STATED EXERCISE: Transcribe exactly the lines from the one containing "Output a JSON" through the end of the data, both included. Leave out pictures.

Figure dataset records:
::::::::::

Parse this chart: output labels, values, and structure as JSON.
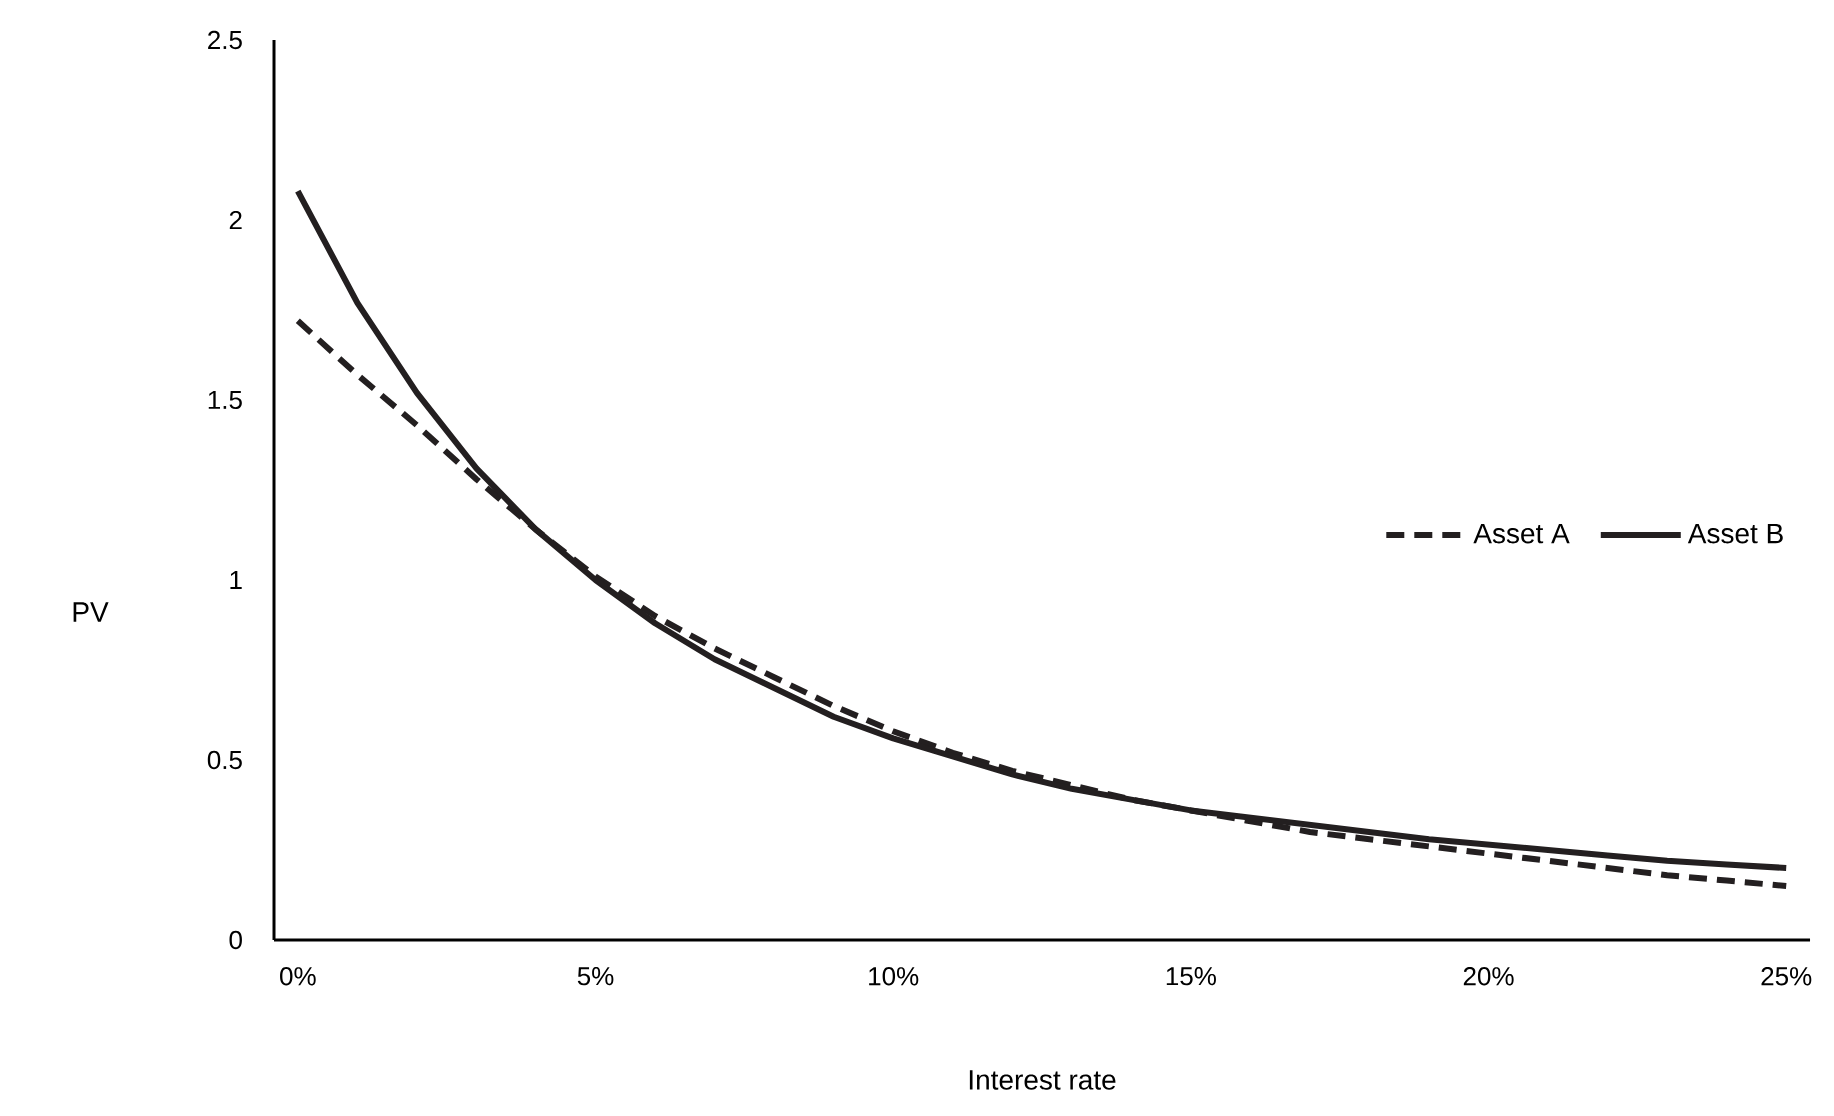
{
  "chart_data": {
    "type": "line",
    "xlabel": "Interest rate",
    "ylabel": "PV",
    "x": [
      0,
      1,
      2,
      3,
      4,
      5,
      6,
      7,
      8,
      9,
      10,
      11,
      12,
      13,
      14,
      15,
      16,
      17,
      18,
      19,
      20,
      21,
      22,
      23,
      24,
      25
    ],
    "xlim": [
      -0.4,
      25.4
    ],
    "xticks": [
      {
        "value": 0,
        "label": "0%"
      },
      {
        "value": 5,
        "label": "5%"
      },
      {
        "value": 10,
        "label": "10%"
      },
      {
        "value": 15,
        "label": "15%"
      },
      {
        "value": 20,
        "label": "20%"
      },
      {
        "value": 25,
        "label": "25%"
      }
    ],
    "ylim": [
      0,
      2.5
    ],
    "yticks": [
      0,
      0.5,
      1,
      1.5,
      2,
      2.5
    ],
    "legend": "right",
    "grid": false,
    "series": [
      {
        "name": "Asset A",
        "color": "#231f20",
        "line_style": "dashed",
        "values": [
          1.72,
          1.57,
          1.43,
          1.28,
          1.14,
          1.01,
          0.9,
          0.81,
          0.73,
          0.65,
          0.58,
          0.52,
          0.47,
          0.43,
          0.39,
          0.36,
          0.33,
          0.3,
          0.28,
          0.26,
          0.24,
          0.22,
          0.2,
          0.18,
          0.165,
          0.15
        ]
      },
      {
        "name": "Asset B",
        "color": "#231f20",
        "line_style": "solid",
        "values": [
          2.08,
          1.77,
          1.52,
          1.31,
          1.14,
          1.0,
          0.88,
          0.78,
          0.7,
          0.62,
          0.56,
          0.51,
          0.46,
          0.42,
          0.39,
          0.36,
          0.34,
          0.32,
          0.3,
          0.28,
          0.265,
          0.25,
          0.235,
          0.22,
          0.21,
          0.2
        ]
      }
    ]
  }
}
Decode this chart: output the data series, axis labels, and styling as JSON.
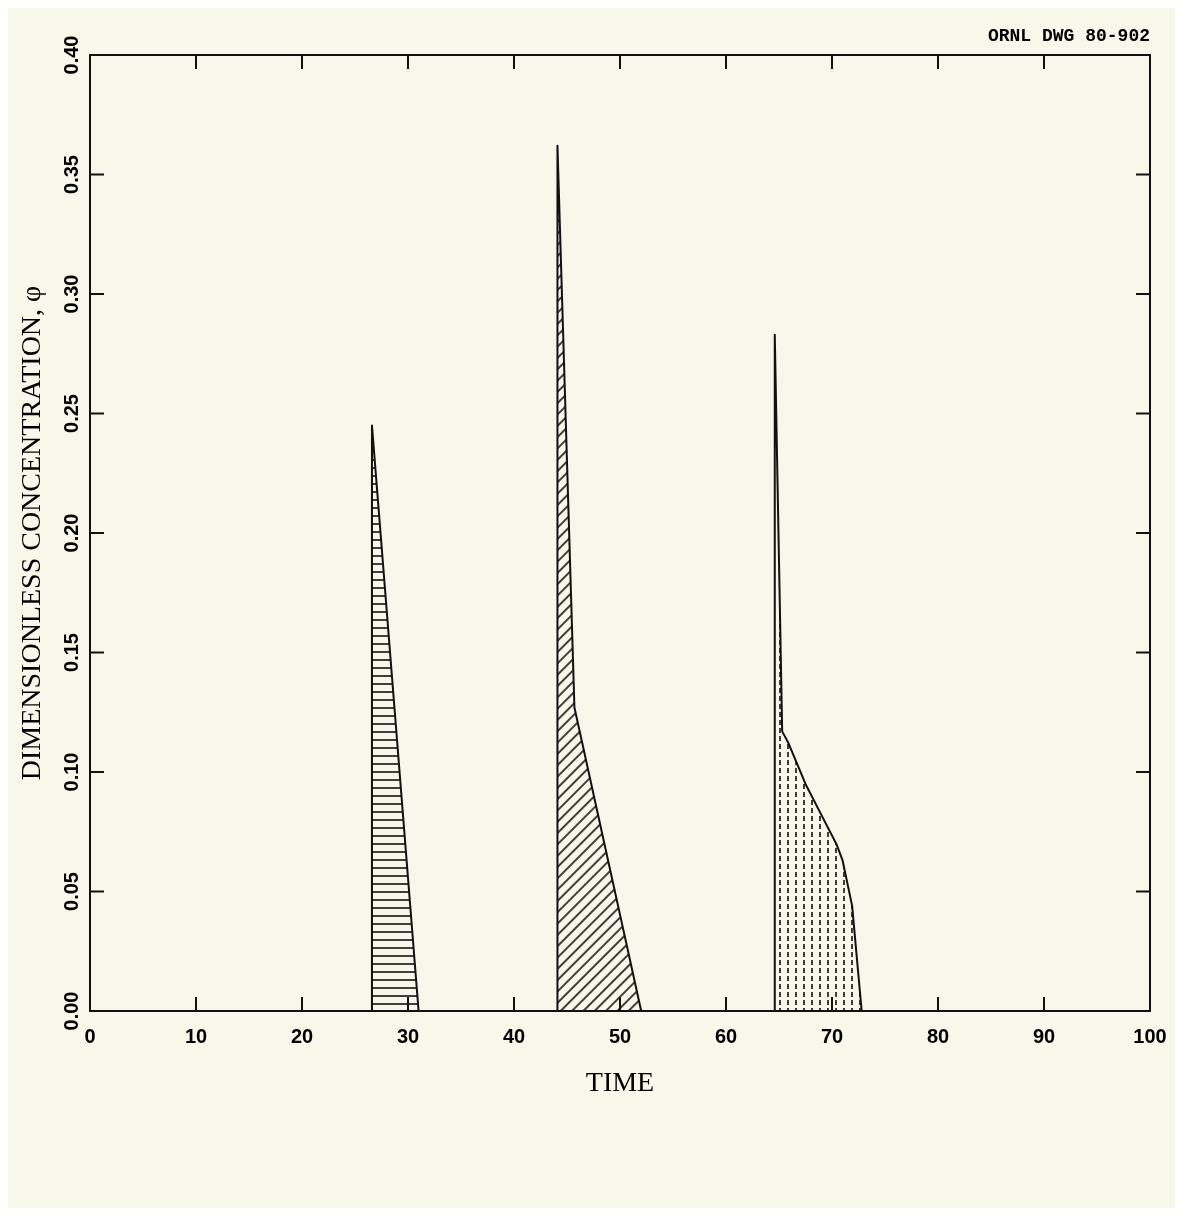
{
  "chart_data": {
    "type": "area",
    "xlabel": "TIME",
    "ylabel": "DIMENSIONLESS CONCENTRATION, φ",
    "annotations": [
      "ORNL DWG 80-902"
    ],
    "xlim": [
      0,
      100
    ],
    "xticks": [
      0,
      10,
      20,
      30,
      40,
      50,
      60,
      70,
      80,
      90,
      100
    ],
    "ylim": [
      0,
      0.4
    ],
    "yticks": [
      {
        "value": 0,
        "label": "0.00"
      },
      {
        "value": 0.05,
        "label": "0.05"
      },
      {
        "value": 0.1,
        "label": "0.10"
      },
      {
        "value": 0.15,
        "label": "0.15"
      },
      {
        "value": 0.2,
        "label": "0.20"
      },
      {
        "value": 0.25,
        "label": "0.25"
      },
      {
        "value": 0.3,
        "label": "0.30"
      },
      {
        "value": 0.35,
        "label": "0.35"
      },
      {
        "value": 0.4,
        "label": "0.40"
      }
    ],
    "grid": false,
    "series": [
      {
        "color": "#111111",
        "x": [
          26.6,
          26.6,
          31
        ],
        "values": [
          0,
          0.245,
          0
        ]
      },
      {
        "color": "#111111",
        "x": [
          44.1,
          44.1,
          45.7,
          52
        ],
        "values": [
          0,
          0.362,
          0.127,
          0
        ]
      },
      {
        "color": "#111111",
        "x": [
          64.6,
          64.6,
          65.3,
          65.9,
          67.5,
          69.7,
          70.4,
          71,
          71.9,
          72.8
        ],
        "values": [
          0,
          0.283,
          0.117,
          0.112,
          0.095,
          0.076,
          0.07,
          0.063,
          0.044,
          0
        ]
      }
    ]
  }
}
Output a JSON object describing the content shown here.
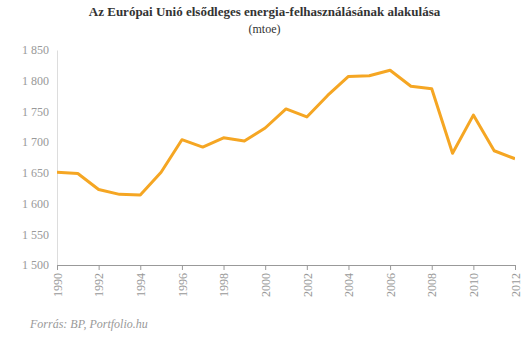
{
  "chart_data": {
    "type": "line",
    "title": "Az Európai Unió elsődleges energia-felhasználásának alakulása",
    "subtitle": "(mtoe)",
    "source": "Forrás: BP, Portfolio.hu",
    "x": [
      1990,
      1991,
      1992,
      1993,
      1994,
      1995,
      1996,
      1997,
      1998,
      1999,
      2000,
      2001,
      2002,
      2003,
      2004,
      2005,
      2006,
      2007,
      2008,
      2009,
      2010,
      2011,
      2012
    ],
    "values": [
      1651,
      1649,
      1623,
      1615,
      1614,
      1651,
      1704,
      1692,
      1707,
      1702,
      1723,
      1754,
      1741,
      1776,
      1807,
      1808,
      1817,
      1791,
      1787,
      1682,
      1744,
      1686,
      1673
    ],
    "color": "#f5a623",
    "xlim": [
      1990,
      2012
    ],
    "xticks": [
      1990,
      1992,
      1994,
      1996,
      1998,
      2000,
      2002,
      2004,
      2006,
      2008,
      2010,
      2012
    ],
    "ylim": [
      1500,
      1850
    ],
    "yticks": [
      {
        "value": 1500,
        "label": "1 500"
      },
      {
        "value": 1550,
        "label": "1 550"
      },
      {
        "value": 1600,
        "label": "1 600"
      },
      {
        "value": 1650,
        "label": "1 650"
      },
      {
        "value": 1700,
        "label": "1 700"
      },
      {
        "value": 1750,
        "label": "1 750"
      },
      {
        "value": 1800,
        "label": "1 800"
      },
      {
        "value": 1850,
        "label": "1 850"
      }
    ],
    "grid": false
  }
}
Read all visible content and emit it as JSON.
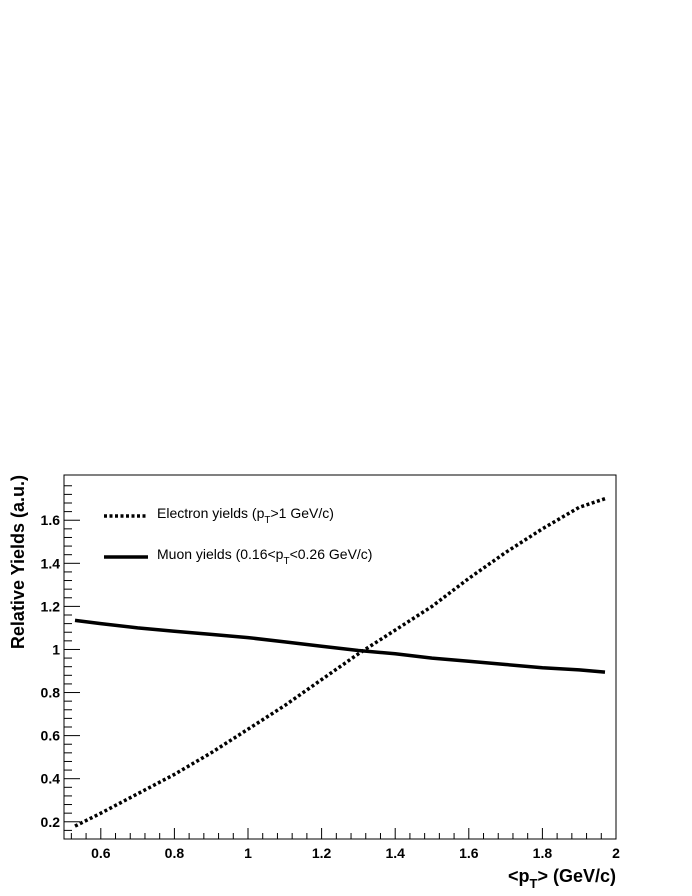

::::::::::

CORRECT ANSWER:
Output a JSON object describing the content shown here.
{
  "chart_data": {
    "type": "line",
    "title": "Az Európai Unió elsődleges energia-felhasználásának alakulása",
    "subtitle": "(mtoe)",
    "source": "Forrás: BP, Portfolio.hu",
    "x": [
      1990,
      1991,
      1992,
      1993,
      1994,
      1995,
      1996,
      1997,
      1998,
      1999,
      2000,
      2001,
      2002,
      2003,
      2004,
      2005,
      2006,
      2007,
      2008,
      2009,
      2010,
      2011,
      2012
    ],
    "values": [
      1651,
      1649,
      1623,
      1615,
      1614,
      1651,
      1704,
      1692,
      1707,
      1702,
      1723,
      1754,
      1741,
      1776,
      1807,
      1808,
      1817,
      1791,
      1787,
      1682,
      1744,
      1686,
      1673
    ],
    "color": "#f5a623",
    "xlim": [
      1990,
      2012
    ],
    "xticks": [
      1990,
      1992,
      1994,
      1996,
      1998,
      2000,
      2002,
      2004,
      2006,
      2008,
      2010,
      2012
    ],
    "ylim": [
      1500,
      1850
    ],
    "yticks": [
      {
        "value": 1500,
        "label": "1 500"
      },
      {
        "value": 1550,
        "label": "1 550"
      },
      {
        "value": 1600,
        "label": "1 600"
      },
      {
        "value": 1650,
        "label": "1 650"
      },
      {
        "value": 1700,
        "label": "1 700"
      },
      {
        "value": 1750,
        "label": "1 750"
      },
      {
        "value": 1800,
        "label": "1 800"
      },
      {
        "value": 1850,
        "label": "1 850"
      }
    ],
    "grid": false
  }
}
Read all visible content and emit it as JSON.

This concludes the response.